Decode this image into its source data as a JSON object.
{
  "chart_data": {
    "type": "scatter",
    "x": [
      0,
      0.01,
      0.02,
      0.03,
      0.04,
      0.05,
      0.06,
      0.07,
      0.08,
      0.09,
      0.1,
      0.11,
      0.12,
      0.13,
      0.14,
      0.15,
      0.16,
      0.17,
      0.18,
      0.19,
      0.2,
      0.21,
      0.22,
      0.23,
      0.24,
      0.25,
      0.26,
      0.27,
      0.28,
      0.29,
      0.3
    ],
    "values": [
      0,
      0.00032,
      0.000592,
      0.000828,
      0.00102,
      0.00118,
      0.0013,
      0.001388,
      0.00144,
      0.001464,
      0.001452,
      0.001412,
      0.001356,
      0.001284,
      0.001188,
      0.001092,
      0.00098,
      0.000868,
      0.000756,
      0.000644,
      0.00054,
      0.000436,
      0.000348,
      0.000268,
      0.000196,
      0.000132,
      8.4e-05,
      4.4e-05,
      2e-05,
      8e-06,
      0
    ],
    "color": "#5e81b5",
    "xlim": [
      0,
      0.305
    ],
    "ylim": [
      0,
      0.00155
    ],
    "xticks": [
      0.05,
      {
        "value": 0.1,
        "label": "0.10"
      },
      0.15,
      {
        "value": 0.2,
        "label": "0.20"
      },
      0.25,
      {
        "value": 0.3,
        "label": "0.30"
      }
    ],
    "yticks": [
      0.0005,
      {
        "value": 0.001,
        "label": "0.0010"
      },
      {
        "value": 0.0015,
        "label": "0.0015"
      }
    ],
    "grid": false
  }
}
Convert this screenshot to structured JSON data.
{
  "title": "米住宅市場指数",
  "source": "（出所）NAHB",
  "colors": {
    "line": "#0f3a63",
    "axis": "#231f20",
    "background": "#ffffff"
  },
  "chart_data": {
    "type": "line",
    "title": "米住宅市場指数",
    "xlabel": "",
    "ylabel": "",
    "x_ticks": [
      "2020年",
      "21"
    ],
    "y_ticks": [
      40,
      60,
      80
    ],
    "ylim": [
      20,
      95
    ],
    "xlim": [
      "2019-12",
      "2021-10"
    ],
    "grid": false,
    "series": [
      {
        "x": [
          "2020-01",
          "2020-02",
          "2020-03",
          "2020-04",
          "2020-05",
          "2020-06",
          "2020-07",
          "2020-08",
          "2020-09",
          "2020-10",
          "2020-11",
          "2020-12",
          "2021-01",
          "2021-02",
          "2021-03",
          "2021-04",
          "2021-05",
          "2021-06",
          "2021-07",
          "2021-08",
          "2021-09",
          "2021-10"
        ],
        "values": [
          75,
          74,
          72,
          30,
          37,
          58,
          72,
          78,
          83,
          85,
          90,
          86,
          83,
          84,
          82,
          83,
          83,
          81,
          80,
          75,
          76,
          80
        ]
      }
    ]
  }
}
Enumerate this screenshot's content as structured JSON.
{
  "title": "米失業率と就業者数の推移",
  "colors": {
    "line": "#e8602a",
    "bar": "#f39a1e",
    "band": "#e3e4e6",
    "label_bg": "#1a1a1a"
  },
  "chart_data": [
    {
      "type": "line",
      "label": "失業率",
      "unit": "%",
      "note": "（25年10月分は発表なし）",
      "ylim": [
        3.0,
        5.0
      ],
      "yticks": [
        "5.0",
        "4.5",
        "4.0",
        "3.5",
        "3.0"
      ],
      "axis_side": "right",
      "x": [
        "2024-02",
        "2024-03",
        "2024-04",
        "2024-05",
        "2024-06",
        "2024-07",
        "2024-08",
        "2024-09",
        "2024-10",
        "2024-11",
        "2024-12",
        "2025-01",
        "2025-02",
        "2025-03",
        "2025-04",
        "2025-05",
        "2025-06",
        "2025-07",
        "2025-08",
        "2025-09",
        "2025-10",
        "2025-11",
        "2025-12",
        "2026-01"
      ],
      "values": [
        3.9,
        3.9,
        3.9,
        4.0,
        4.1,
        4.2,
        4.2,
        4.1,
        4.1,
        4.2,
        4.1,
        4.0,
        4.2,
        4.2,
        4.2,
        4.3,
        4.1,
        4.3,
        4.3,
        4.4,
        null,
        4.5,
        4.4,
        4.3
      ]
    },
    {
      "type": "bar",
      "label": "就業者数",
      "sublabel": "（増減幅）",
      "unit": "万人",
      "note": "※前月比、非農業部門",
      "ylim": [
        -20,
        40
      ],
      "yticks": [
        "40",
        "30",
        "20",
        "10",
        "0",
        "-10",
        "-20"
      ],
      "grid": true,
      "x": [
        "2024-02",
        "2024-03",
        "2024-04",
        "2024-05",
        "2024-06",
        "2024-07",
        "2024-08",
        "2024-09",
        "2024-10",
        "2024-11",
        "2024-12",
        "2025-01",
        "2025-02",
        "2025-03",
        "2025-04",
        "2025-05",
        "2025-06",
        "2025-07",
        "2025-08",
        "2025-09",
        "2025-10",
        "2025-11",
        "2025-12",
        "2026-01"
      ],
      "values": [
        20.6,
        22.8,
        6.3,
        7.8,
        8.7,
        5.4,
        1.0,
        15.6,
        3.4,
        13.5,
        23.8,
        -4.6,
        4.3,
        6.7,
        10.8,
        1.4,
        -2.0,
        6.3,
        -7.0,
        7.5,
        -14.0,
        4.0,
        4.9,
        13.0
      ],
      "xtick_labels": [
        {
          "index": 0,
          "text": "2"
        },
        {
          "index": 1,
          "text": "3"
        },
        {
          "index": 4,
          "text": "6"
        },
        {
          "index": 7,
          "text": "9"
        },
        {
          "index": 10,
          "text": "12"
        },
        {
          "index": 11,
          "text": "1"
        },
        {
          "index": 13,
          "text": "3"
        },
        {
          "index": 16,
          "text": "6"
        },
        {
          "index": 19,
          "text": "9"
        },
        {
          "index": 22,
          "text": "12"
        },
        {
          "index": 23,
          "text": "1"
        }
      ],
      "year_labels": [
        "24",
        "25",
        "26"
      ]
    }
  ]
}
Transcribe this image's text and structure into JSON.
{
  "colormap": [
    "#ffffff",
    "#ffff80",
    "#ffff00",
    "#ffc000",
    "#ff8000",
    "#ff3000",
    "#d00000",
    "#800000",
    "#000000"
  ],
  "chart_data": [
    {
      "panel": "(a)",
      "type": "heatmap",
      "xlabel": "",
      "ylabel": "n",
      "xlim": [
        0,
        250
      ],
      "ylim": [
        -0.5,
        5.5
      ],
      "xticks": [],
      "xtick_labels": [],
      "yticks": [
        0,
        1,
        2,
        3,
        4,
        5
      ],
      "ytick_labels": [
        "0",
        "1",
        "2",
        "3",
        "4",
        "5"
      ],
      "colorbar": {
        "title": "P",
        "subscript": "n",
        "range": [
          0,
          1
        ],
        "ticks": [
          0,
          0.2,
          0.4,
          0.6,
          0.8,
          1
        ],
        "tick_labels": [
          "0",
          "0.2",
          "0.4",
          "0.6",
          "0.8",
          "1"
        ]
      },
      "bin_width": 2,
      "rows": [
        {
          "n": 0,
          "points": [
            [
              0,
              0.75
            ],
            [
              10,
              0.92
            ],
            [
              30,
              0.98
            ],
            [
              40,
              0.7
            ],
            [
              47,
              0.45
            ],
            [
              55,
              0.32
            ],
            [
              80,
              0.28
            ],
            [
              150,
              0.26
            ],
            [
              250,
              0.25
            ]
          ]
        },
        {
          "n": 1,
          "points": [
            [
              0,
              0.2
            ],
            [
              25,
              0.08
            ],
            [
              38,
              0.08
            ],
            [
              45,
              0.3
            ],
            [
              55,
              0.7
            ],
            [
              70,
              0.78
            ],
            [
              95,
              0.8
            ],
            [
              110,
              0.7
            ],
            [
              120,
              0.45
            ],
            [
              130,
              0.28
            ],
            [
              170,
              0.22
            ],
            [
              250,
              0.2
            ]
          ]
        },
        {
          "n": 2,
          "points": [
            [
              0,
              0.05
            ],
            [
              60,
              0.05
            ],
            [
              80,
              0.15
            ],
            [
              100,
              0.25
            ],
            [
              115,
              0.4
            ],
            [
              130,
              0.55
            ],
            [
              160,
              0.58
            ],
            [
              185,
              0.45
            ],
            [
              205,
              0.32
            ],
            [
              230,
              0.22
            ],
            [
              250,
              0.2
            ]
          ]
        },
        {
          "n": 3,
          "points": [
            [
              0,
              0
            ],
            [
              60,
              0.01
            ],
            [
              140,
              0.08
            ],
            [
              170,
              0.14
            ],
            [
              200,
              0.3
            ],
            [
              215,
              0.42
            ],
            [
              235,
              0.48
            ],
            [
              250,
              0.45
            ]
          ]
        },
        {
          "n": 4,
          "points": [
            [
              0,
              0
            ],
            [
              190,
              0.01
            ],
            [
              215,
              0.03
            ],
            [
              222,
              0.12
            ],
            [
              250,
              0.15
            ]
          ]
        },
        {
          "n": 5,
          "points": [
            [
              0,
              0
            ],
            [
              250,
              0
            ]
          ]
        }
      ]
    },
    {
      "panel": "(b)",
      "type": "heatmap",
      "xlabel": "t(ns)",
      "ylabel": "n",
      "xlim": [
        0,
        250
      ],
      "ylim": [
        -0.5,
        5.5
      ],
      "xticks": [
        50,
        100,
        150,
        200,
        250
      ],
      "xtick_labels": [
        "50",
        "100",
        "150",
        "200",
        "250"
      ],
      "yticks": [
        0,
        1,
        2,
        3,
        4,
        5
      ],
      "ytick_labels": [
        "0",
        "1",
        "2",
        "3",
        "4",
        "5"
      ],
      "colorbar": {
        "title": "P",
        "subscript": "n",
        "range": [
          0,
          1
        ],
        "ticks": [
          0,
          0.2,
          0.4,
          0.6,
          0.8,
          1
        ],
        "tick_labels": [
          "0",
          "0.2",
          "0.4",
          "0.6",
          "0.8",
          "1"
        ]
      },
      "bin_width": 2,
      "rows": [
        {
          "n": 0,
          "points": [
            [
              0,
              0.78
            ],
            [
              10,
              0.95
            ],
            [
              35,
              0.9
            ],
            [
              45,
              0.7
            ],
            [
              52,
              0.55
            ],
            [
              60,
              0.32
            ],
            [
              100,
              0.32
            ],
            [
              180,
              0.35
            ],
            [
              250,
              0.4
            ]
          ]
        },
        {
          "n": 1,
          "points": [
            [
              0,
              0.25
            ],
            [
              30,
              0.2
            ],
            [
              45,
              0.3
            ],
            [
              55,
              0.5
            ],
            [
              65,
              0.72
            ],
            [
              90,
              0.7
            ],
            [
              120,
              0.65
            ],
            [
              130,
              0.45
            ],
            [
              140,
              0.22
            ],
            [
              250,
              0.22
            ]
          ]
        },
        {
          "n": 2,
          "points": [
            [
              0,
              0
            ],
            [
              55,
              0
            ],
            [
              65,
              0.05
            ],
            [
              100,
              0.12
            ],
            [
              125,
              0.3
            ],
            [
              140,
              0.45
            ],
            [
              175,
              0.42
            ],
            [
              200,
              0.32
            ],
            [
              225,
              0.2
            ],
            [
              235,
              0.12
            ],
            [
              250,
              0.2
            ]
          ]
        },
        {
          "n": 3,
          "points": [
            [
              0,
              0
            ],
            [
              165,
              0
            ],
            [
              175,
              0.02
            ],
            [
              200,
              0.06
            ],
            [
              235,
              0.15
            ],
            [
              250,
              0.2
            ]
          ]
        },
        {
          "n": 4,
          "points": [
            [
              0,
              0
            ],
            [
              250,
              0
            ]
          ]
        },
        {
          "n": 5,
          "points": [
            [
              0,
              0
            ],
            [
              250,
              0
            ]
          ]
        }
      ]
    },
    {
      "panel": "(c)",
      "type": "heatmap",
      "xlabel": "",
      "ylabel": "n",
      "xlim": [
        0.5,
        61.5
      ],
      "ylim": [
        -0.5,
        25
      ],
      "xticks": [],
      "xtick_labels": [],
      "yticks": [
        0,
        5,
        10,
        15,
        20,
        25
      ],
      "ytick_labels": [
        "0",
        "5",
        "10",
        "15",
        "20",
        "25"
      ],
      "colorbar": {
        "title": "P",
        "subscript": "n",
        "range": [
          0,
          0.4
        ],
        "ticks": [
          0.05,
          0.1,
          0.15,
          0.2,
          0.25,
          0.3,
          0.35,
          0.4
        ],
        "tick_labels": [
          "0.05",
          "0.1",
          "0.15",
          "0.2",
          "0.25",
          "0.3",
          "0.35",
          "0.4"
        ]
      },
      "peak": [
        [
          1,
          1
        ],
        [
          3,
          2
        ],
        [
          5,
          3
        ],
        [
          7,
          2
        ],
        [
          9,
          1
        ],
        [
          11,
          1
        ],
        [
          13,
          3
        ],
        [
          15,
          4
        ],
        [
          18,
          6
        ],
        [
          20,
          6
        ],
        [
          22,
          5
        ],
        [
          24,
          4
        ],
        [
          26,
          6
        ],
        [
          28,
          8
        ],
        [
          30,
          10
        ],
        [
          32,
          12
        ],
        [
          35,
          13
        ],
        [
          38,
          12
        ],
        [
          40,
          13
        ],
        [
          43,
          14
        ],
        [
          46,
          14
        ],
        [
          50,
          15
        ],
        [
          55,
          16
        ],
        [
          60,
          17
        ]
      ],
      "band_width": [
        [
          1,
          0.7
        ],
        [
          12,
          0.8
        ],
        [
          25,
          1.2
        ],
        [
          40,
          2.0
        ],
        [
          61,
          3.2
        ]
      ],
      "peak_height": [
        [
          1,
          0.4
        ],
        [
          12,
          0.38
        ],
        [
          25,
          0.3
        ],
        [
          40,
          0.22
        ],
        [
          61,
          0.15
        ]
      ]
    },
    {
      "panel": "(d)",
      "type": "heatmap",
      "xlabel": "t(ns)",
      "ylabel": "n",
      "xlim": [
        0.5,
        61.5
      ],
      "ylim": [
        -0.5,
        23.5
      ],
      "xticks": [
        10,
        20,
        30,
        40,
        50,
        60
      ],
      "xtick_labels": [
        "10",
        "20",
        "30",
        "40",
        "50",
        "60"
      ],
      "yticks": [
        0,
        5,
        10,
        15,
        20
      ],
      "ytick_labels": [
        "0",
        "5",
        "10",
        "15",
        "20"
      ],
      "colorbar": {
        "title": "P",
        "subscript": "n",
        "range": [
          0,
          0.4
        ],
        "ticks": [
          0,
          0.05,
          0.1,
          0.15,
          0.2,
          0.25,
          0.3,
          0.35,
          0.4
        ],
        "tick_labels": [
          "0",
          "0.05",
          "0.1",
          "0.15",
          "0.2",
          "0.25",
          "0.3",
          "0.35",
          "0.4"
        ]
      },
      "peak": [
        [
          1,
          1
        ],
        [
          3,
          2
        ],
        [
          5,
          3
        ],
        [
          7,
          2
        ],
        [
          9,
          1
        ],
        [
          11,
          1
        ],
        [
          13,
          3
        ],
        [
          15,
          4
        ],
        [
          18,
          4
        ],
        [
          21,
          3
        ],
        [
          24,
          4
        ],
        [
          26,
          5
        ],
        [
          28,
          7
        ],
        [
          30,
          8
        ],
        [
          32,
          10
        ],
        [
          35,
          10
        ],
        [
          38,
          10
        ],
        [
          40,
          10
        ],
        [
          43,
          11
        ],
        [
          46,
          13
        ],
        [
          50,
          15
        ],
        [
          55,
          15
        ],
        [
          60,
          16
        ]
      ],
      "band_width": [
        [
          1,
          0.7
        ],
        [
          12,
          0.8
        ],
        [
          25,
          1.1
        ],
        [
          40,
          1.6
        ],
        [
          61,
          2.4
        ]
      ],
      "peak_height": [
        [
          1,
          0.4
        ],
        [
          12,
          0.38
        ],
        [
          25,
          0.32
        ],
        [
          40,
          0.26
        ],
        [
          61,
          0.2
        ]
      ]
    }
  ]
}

++++++++++

## Job
Report every line in the data above in which the word "structured" appears.

## Output of the task
Convert this screenshot to structured JSON data.
Enumerate this screenshot's content as structured JSON.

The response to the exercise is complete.